Dataset rows about figures:
--
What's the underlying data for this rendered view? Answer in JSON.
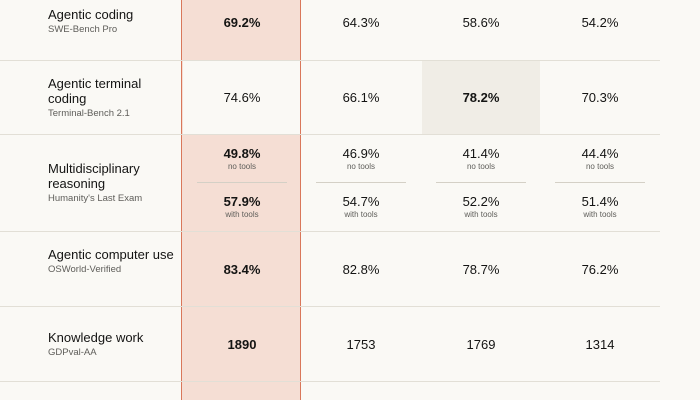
{
  "rows": [
    {
      "title": "Agentic coding",
      "subtitle": "SWE-Bench Pro",
      "values": [
        "69.2%",
        "64.3%",
        "58.6%",
        "54.2%"
      ]
    },
    {
      "title": "Agentic terminal coding",
      "subtitle": "Terminal-Bench 2.1",
      "values": [
        "74.6%",
        "66.1%",
        "78.2%",
        "70.3%"
      ]
    },
    {
      "title": "Multidisciplinary reasoning",
      "subtitle": "Humanity's Last Exam",
      "no_tools": [
        "49.8%",
        "46.9%",
        "41.4%",
        "44.4%"
      ],
      "with_tools": [
        "57.9%",
        "54.7%",
        "52.2%",
        "51.4%"
      ],
      "no_tools_label": "no tools",
      "with_tools_label": "with tools"
    },
    {
      "title": "Agentic computer use",
      "subtitle": "OSWorld-Verified",
      "values": [
        "83.4%",
        "82.8%",
        "78.7%",
        "76.2%"
      ]
    },
    {
      "title": "Knowledge work",
      "subtitle": "GDPval-AA",
      "values": [
        "1890",
        "1753",
        "1769",
        "1314"
      ]
    }
  ],
  "colors": {
    "background": "#faf9f5",
    "highlight_fill": "#f5ded4",
    "highlight_border": "#d9775a",
    "best_cell_fill": "#f0ede6"
  }
}
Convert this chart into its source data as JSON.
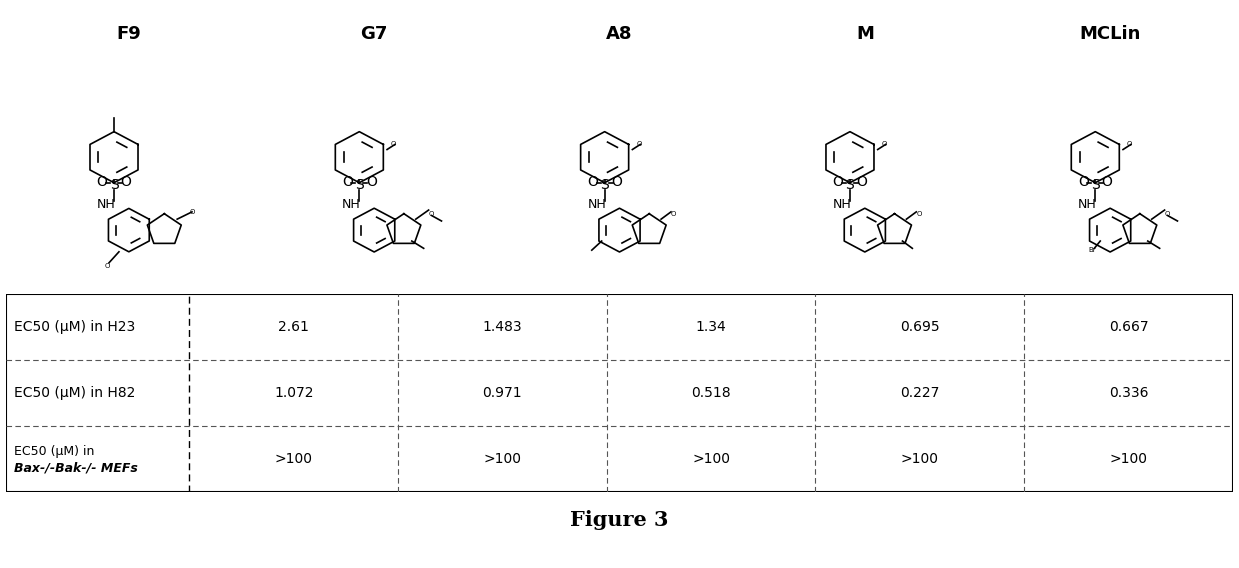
{
  "compound_labels": [
    "F9",
    "G7",
    "A8",
    "M",
    "MCLin"
  ],
  "row_labels_line1": [
    "EC50 (μM) in H23",
    "EC50 (μM) in H82",
    "EC50 (μM) in"
  ],
  "row_labels_line2": [
    "",
    "",
    "Bax-/-Bak-/- MEFs"
  ],
  "table_data": [
    [
      "2.61",
      "1.483",
      "1.34",
      "0.695",
      "0.667"
    ],
    [
      "1.072",
      "0.971",
      "0.518",
      "0.227",
      "0.336"
    ],
    [
      ">100",
      ">100",
      ">100",
      ">100",
      ">100"
    ]
  ],
  "figure_caption": "Figure 3",
  "bg_color": "#ffffff",
  "text_color": "#000000",
  "border_color": "#000000",
  "dashed_color": "#666666",
  "col_header_fontsize": 13,
  "row_label_fontsize": 9,
  "cell_fontsize": 10,
  "caption_fontsize": 15,
  "struct_lw": 1.2
}
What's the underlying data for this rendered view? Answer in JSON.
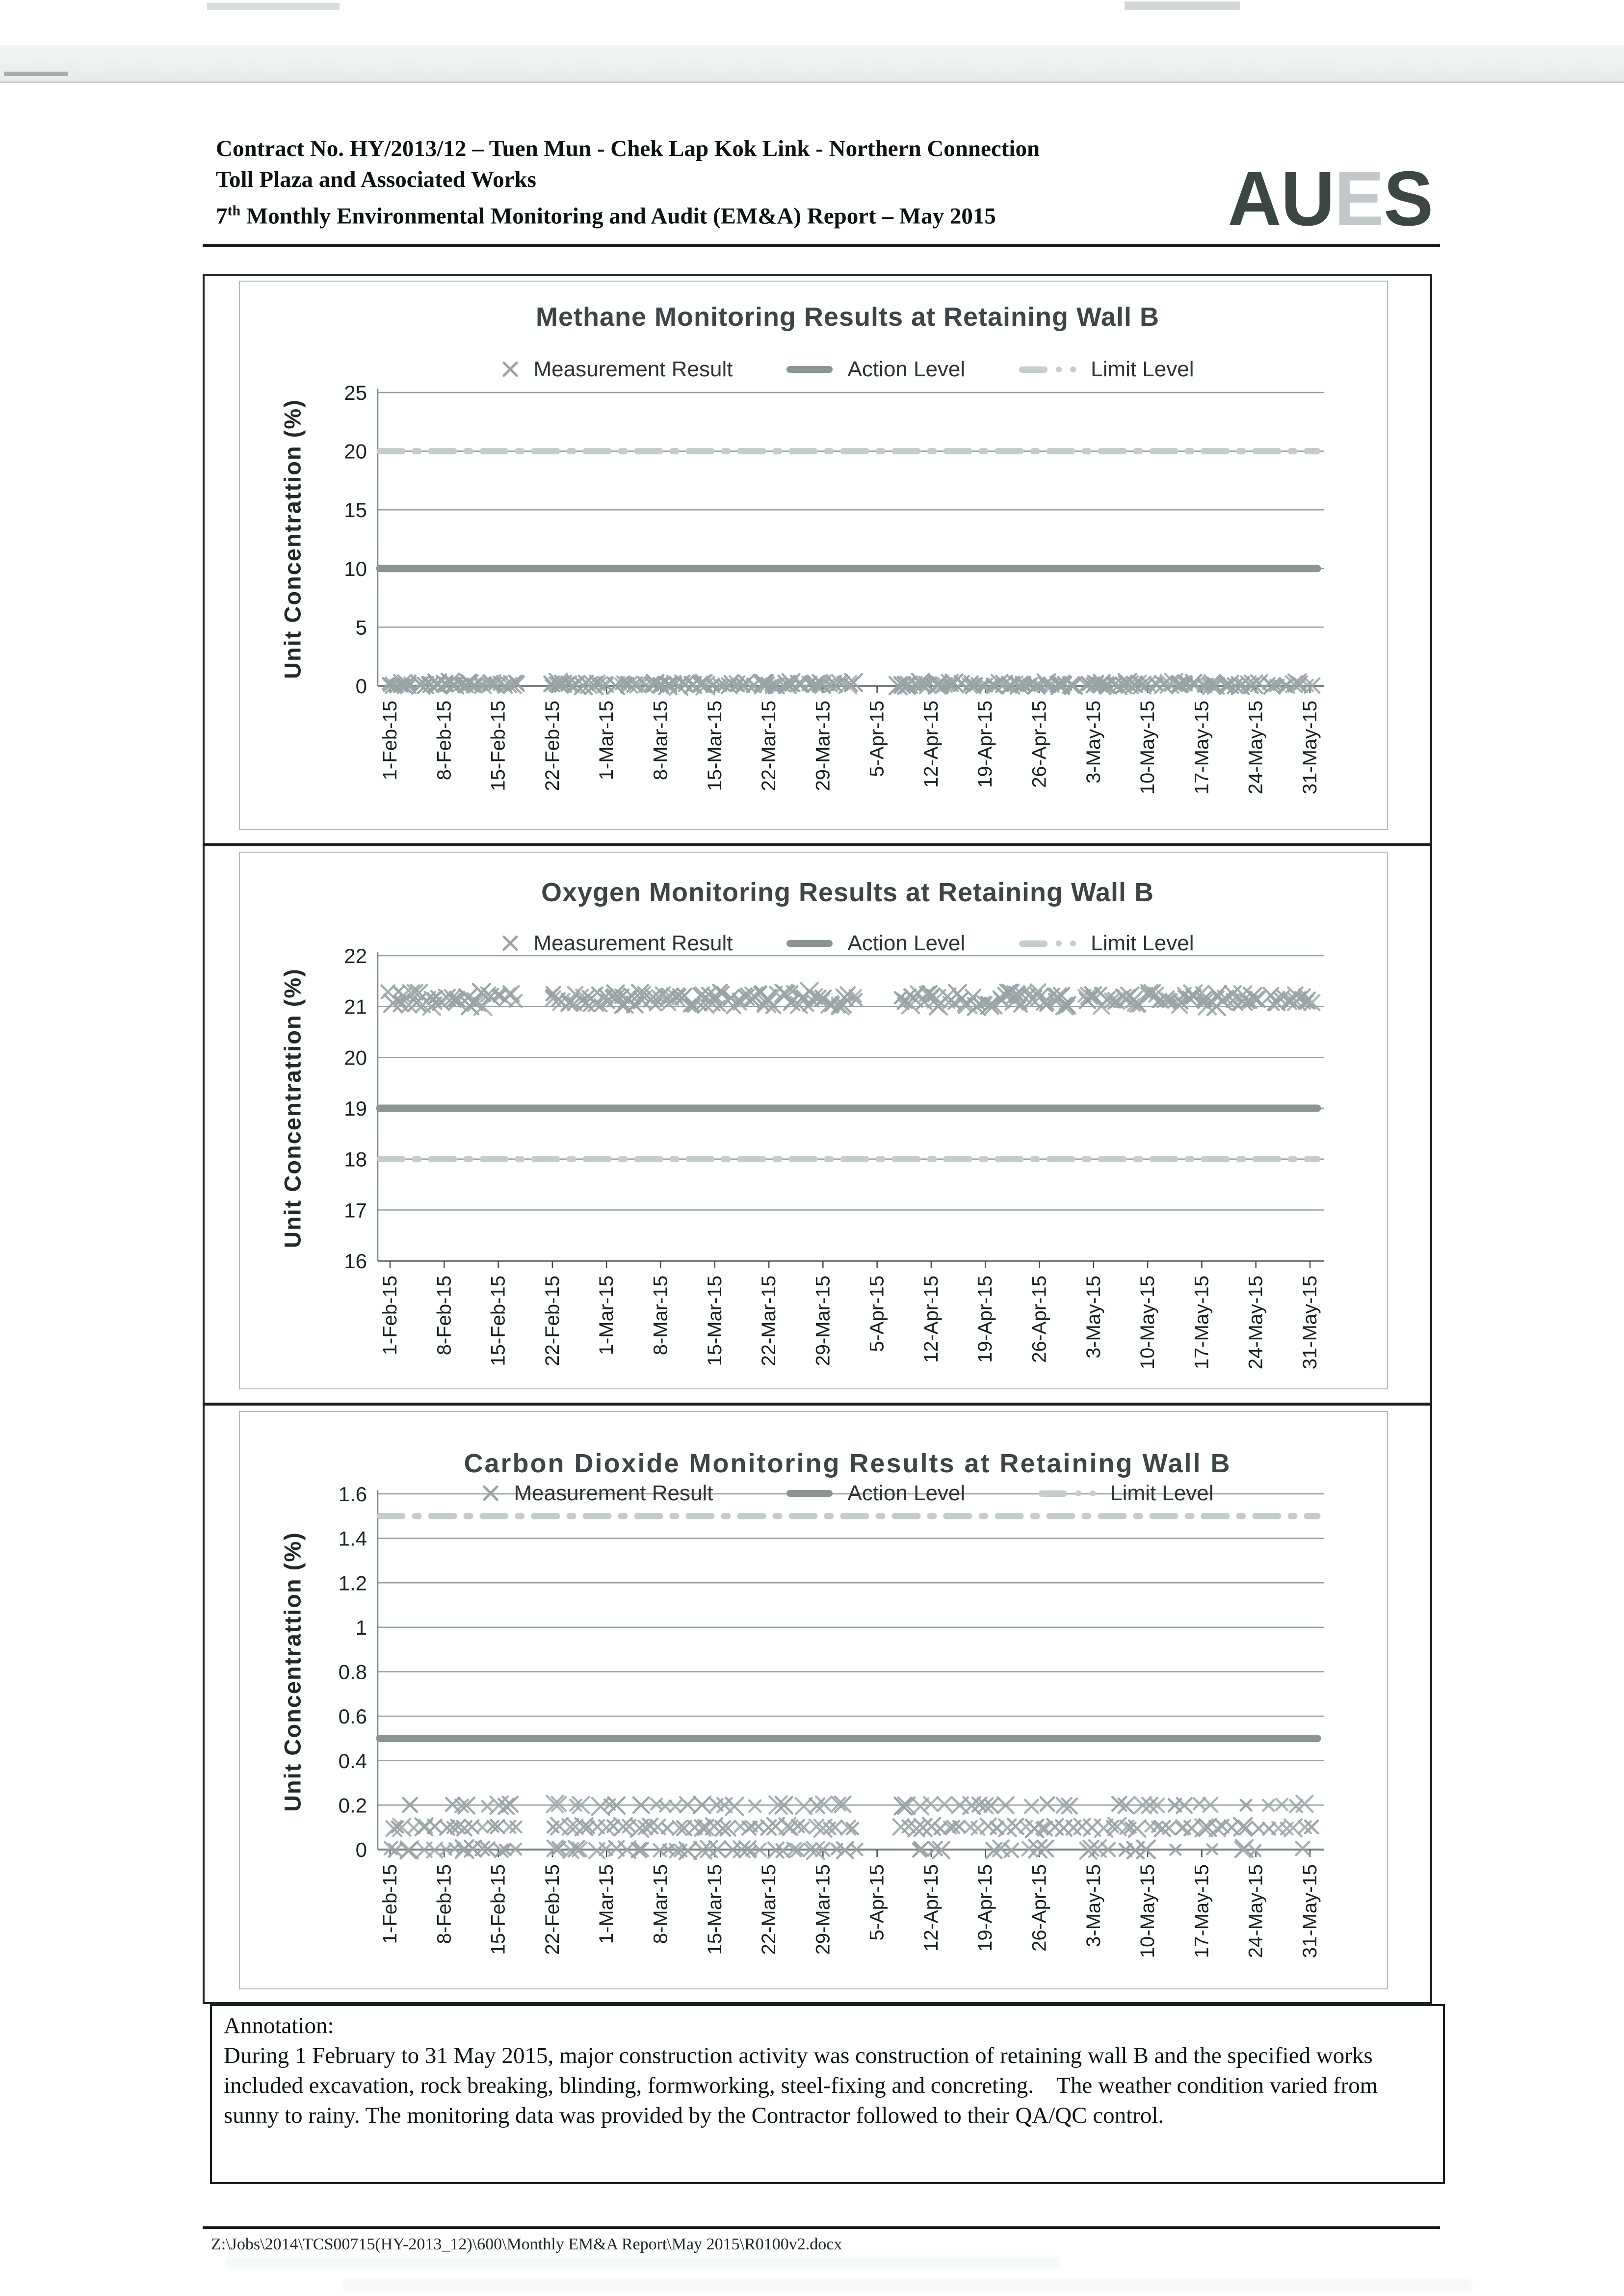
{
  "header": {
    "line1": "Contract No. HY/2013/12 – Tuen Mun - Chek Lap Kok Link - Northern Connection",
    "line2": "Toll Plaza and Associated Works",
    "line3_num": "7",
    "line3_sup": "th",
    "line3_rest": " Monthly Environmental Monitoring and Audit (EM&A) Report – May 2015",
    "logo_letters": [
      "A",
      "U",
      "E",
      "S"
    ]
  },
  "colors": {
    "marker": "#99a3a6",
    "action_line": "#8c9495",
    "limit_line": "#c5cccd",
    "gridline": "#979e9f",
    "axis": "#7a8183",
    "tick": "#43484a",
    "title_text": "#3e4547",
    "logo_dark": "#3c4745",
    "logo_light": "#c2c7c9"
  },
  "x_labels": [
    "1-Feb-15",
    "8-Feb-15",
    "15-Feb-15",
    "22-Feb-15",
    "1-Mar-15",
    "8-Mar-15",
    "15-Mar-15",
    "22-Mar-15",
    "29-Mar-15",
    "5-Apr-15",
    "12-Apr-15",
    "19-Apr-15",
    "26-Apr-15",
    "3-May-15",
    "10-May-15",
    "17-May-15",
    "24-May-15",
    "31-May-15"
  ],
  "tick_interval_days": 7,
  "x_span_days": 119,
  "chart_data": [
    {
      "type": "scatter",
      "title": "Methane Monitoring Results at Retaining Wall B",
      "ylabel": "Unit Concentrattion (%)",
      "ylim": [
        0,
        25
      ],
      "yticks": [
        0,
        5,
        10,
        15,
        20,
        25
      ],
      "ytick_labels": [
        "0",
        "5",
        "10",
        "15",
        "20",
        "25"
      ],
      "action_level": 10,
      "limit_level": 20,
      "legend": {
        "measurement": "Measurement Result",
        "action": "Action Level",
        "limit": "Limit Level"
      },
      "series": {
        "kind": "jitter",
        "base": 0.1,
        "spread": 0.2,
        "per_day": 2,
        "summary": "daily methane readings ~0-0.5%, far below Action 10% and Limit 20%"
      },
      "no_data_days": [
        [
          17,
          20
        ],
        [
          61,
          65
        ],
        [
          89,
          89
        ],
        [
          113,
          113
        ]
      ]
    },
    {
      "type": "scatter",
      "title": "Oxygen Monitoring Results at Retaining Wall B",
      "ylabel": "Unit Concentrattion (%)",
      "ylim": [
        16,
        22
      ],
      "yticks": [
        16,
        17,
        18,
        19,
        20,
        21,
        22
      ],
      "ytick_labels": [
        "16",
        "17",
        "18",
        "19",
        "20",
        "21",
        "22"
      ],
      "action_level": 19,
      "limit_level": 18,
      "legend": {
        "measurement": "Measurement Result",
        "action": "Action Level",
        "limit": "Limit Level"
      },
      "series": {
        "kind": "jitter",
        "base": 21.15,
        "spread": 0.15,
        "per_day": 2,
        "summary": "daily oxygen readings ~20.9-21.3%, above Action 19% and Limit 18%"
      },
      "no_data_days": [
        [
          17,
          20
        ],
        [
          61,
          65
        ],
        [
          89,
          89
        ],
        [
          113,
          113
        ]
      ]
    },
    {
      "type": "scatter",
      "title": "Carbon Dioxide Monitoring Results at Retaining Wall B",
      "ylabel": "Unit Concentrattion (%)",
      "ylim": [
        0,
        1.6
      ],
      "yticks": [
        0,
        0.2,
        0.4,
        0.6,
        0.8,
        1,
        1.2,
        1.4,
        1.6
      ],
      "ytick_labels": [
        "0",
        "0.2",
        "0.4",
        "0.6",
        "0.8",
        "1",
        "1.2",
        "1.4",
        "1.6"
      ],
      "action_level": 0.5,
      "limit_level": 1.5,
      "legend": {
        "measurement": "Measurement Result",
        "action": "Action Level",
        "limit": "Limit Level"
      },
      "series": {
        "kind": "discrete",
        "split_day": 63,
        "rows": [
          {
            "value": 0.2,
            "p_early": 0.5,
            "p_late": 0.55
          },
          {
            "value": 0.1,
            "p_early": 1.0,
            "p_late": 1.0
          },
          {
            "value": 0.0,
            "p_early": 0.85,
            "p_late": 0.4
          }
        ],
        "summary": "daily CO2 readings of 0, 0.1 or 0.2%, below Action 0.5% and Limit 1.5%"
      },
      "no_data_days": [
        [
          17,
          20
        ],
        [
          61,
          65
        ],
        [
          89,
          89
        ],
        [
          113,
          113
        ]
      ]
    }
  ],
  "annotation": {
    "label": "Annotation:",
    "body": "During 1 February to 31 May 2015, major construction activity was construction of retaining wall B and the specified works included excavation, rock breaking, blinding, formworking, steel-fixing and concreting.    The weather condition varied from sunny to rainy. The monitoring data was provided by the Contractor followed to their QA/QC control."
  },
  "footer": {
    "path": "Z:\\Jobs\\2014\\TCS00715(HY-2013_12)\\600\\Monthly EM&A Report\\May 2015\\R0100v2.docx"
  }
}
--
REQUIREMENTS – Copy out the whole listing exactly, and don't carry over any pictures.

FINISHED EXERCISE –
What's the underlying data for this rendered view? Answer in JSON.
{
  "rows": [
    {
      "title": "Agentic coding",
      "subtitle": "SWE-Bench Pro",
      "values": [
        "69.2%",
        "64.3%",
        "58.6%",
        "54.2%"
      ]
    },
    {
      "title": "Agentic terminal coding",
      "subtitle": "Terminal-Bench 2.1",
      "values": [
        "74.6%",
        "66.1%",
        "78.2%",
        "70.3%"
      ]
    },
    {
      "title": "Multidisciplinary reasoning",
      "subtitle": "Humanity's Last Exam",
      "no_tools": [
        "49.8%",
        "46.9%",
        "41.4%",
        "44.4%"
      ],
      "with_tools": [
        "57.9%",
        "54.7%",
        "52.2%",
        "51.4%"
      ],
      "no_tools_label": "no tools",
      "with_tools_label": "with tools"
    },
    {
      "title": "Agentic computer use",
      "subtitle": "OSWorld-Verified",
      "values": [
        "83.4%",
        "82.8%",
        "78.7%",
        "76.2%"
      ]
    },
    {
      "title": "Knowledge work",
      "subtitle": "GDPval-AA",
      "values": [
        "1890",
        "1753",
        "1769",
        "1314"
      ]
    }
  ],
  "colors": {
    "background": "#faf9f5",
    "highlight_fill": "#f5ded4",
    "highlight_border": "#d9775a",
    "best_cell_fill": "#f0ede6"
  }
}
Convert this chart into its source data as JSON.
{
  "compound_labels": [
    "F9",
    "G7",
    "A8",
    "M",
    "MCLin"
  ],
  "row_labels_line1": [
    "EC50 (μM) in H23",
    "EC50 (μM) in H82",
    "EC50 (μM) in"
  ],
  "row_labels_line2": [
    "",
    "",
    "Bax-/-Bak-/- MEFs"
  ],
  "table_data": [
    [
      "2.61",
      "1.483",
      "1.34",
      "0.695",
      "0.667"
    ],
    [
      "1.072",
      "0.971",
      "0.518",
      "0.227",
      "0.336"
    ],
    [
      ">100",
      ">100",
      ">100",
      ">100",
      ">100"
    ]
  ],
  "figure_caption": "Figure 3",
  "bg_color": "#ffffff",
  "text_color": "#000000",
  "border_color": "#000000",
  "dashed_color": "#666666",
  "col_header_fontsize": 13,
  "row_label_fontsize": 9,
  "cell_fontsize": 10,
  "caption_fontsize": 15,
  "struct_lw": 1.2
}
What's the underlying data for this rendered view? Answer in JSON.
{
  "header": {
    "line1": "Contract No. HY/2013/12 – Tuen Mun - Chek Lap Kok Link - Northern Connection",
    "line2": "Toll Plaza and Associated Works",
    "line3_num": "7",
    "line3_sup": "th",
    "line3_rest": " Monthly Environmental Monitoring and Audit (EM&A) Report – May 2015",
    "logo_letters": [
      "A",
      "U",
      "E",
      "S"
    ]
  },
  "colors": {
    "marker": "#99a3a6",
    "action_line": "#8c9495",
    "limit_line": "#c5cccd",
    "gridline": "#979e9f",
    "axis": "#7a8183",
    "tick": "#43484a",
    "title_text": "#3e4547",
    "logo_dark": "#3c4745",
    "logo_light": "#c2c7c9"
  },
  "x_labels": [
    "1-Feb-15",
    "8-Feb-15",
    "15-Feb-15",
    "22-Feb-15",
    "1-Mar-15",
    "8-Mar-15",
    "15-Mar-15",
    "22-Mar-15",
    "29-Mar-15",
    "5-Apr-15",
    "12-Apr-15",
    "19-Apr-15",
    "26-Apr-15",
    "3-May-15",
    "10-May-15",
    "17-May-15",
    "24-May-15",
    "31-May-15"
  ],
  "tick_interval_days": 7,
  "x_span_days": 119,
  "chart_data": [
    {
      "type": "scatter",
      "title": "Methane Monitoring Results at Retaining Wall B",
      "ylabel": "Unit Concentrattion (%)",
      "ylim": [
        0,
        25
      ],
      "yticks": [
        0,
        5,
        10,
        15,
        20,
        25
      ],
      "ytick_labels": [
        "0",
        "5",
        "10",
        "15",
        "20",
        "25"
      ],
      "action_level": 10,
      "limit_level": 20,
      "legend": {
        "measurement": "Measurement Result",
        "action": "Action Level",
        "limit": "Limit Level"
      },
      "series": {
        "kind": "jitter",
        "base": 0.1,
        "spread": 0.2,
        "per_day": 2,
        "summary": "daily methane readings ~0-0.5%, far below Action 10% and Limit 20%"
      },
      "no_data_days": [
        [
          17,
          20
        ],
        [
          61,
          65
        ],
        [
          89,
          89
        ],
        [
          113,
          113
        ]
      ]
    },
    {
      "type": "scatter",
      "title": "Oxygen Monitoring Results at Retaining Wall B",
      "ylabel": "Unit Concentrattion (%)",
      "ylim": [
        16,
        22
      ],
      "yticks": [
        16,
        17,
        18,
        19,
        20,
        21,
        22
      ],
      "ytick_labels": [
        "16",
        "17",
        "18",
        "19",
        "20",
        "21",
        "22"
      ],
      "action_level": 19,
      "limit_level": 18,
      "legend": {
        "measurement": "Measurement Result",
        "action": "Action Level",
        "limit": "Limit Level"
      },
      "series": {
        "kind": "jitter",
        "base": 21.15,
        "spread": 0.15,
        "per_day": 2,
        "summary": "daily oxygen readings ~20.9-21.3%, above Action 19% and Limit 18%"
      },
      "no_data_days": [
        [
          17,
          20
        ],
        [
          61,
          65
        ],
        [
          89,
          89
        ],
        [
          113,
          113
        ]
      ]
    },
    {
      "type": "scatter",
      "title": "Carbon Dioxide Monitoring Results at Retaining Wall B",
      "ylabel": "Unit Concentrattion (%)",
      "ylim": [
        0,
        1.6
      ],
      "yticks": [
        0,
        0.2,
        0.4,
        0.6,
        0.8,
        1,
        1.2,
        1.4,
        1.6
      ],
      "ytick_labels": [
        "0",
        "0.2",
        "0.4",
        "0.6",
        "0.8",
        "1",
        "1.2",
        "1.4",
        "1.6"
      ],
      "action_level": 0.5,
      "limit_level": 1.5,
      "legend": {
        "measurement": "Measurement Result",
        "action": "Action Level",
        "limit": "Limit Level"
      },
      "series": {
        "kind": "discrete",
        "split_day": 63,
        "rows": [
          {
            "value": 0.2,
            "p_early": 0.5,
            "p_late": 0.55
          },
          {
            "value": 0.1,
            "p_early": 1.0,
            "p_late": 1.0
          },
          {
            "value": 0.0,
            "p_early": 0.85,
            "p_late": 0.4
          }
        ],
        "summary": "daily CO2 readings of 0, 0.1 or 0.2%, below Action 0.5% and Limit 1.5%"
      },
      "no_data_days": [
        [
          17,
          20
        ],
        [
          61,
          65
        ],
        [
          89,
          89
        ],
        [
          113,
          113
        ]
      ]
    }
  ],
  "annotation": {
    "label": "Annotation:",
    "body": "During 1 February to 31 May 2015, major construction activity was construction of retaining wall B and the specified works included excavation, rock breaking, blinding, formworking, steel-fixing and concreting.    The weather condition varied from sunny to rainy. The monitoring data was provided by the Contractor followed to their QA/QC control."
  },
  "footer": {
    "path": "Z:\\Jobs\\2014\\TCS00715(HY-2013_12)\\600\\Monthly EM&A Report\\May 2015\\R0100v2.docx"
  }
}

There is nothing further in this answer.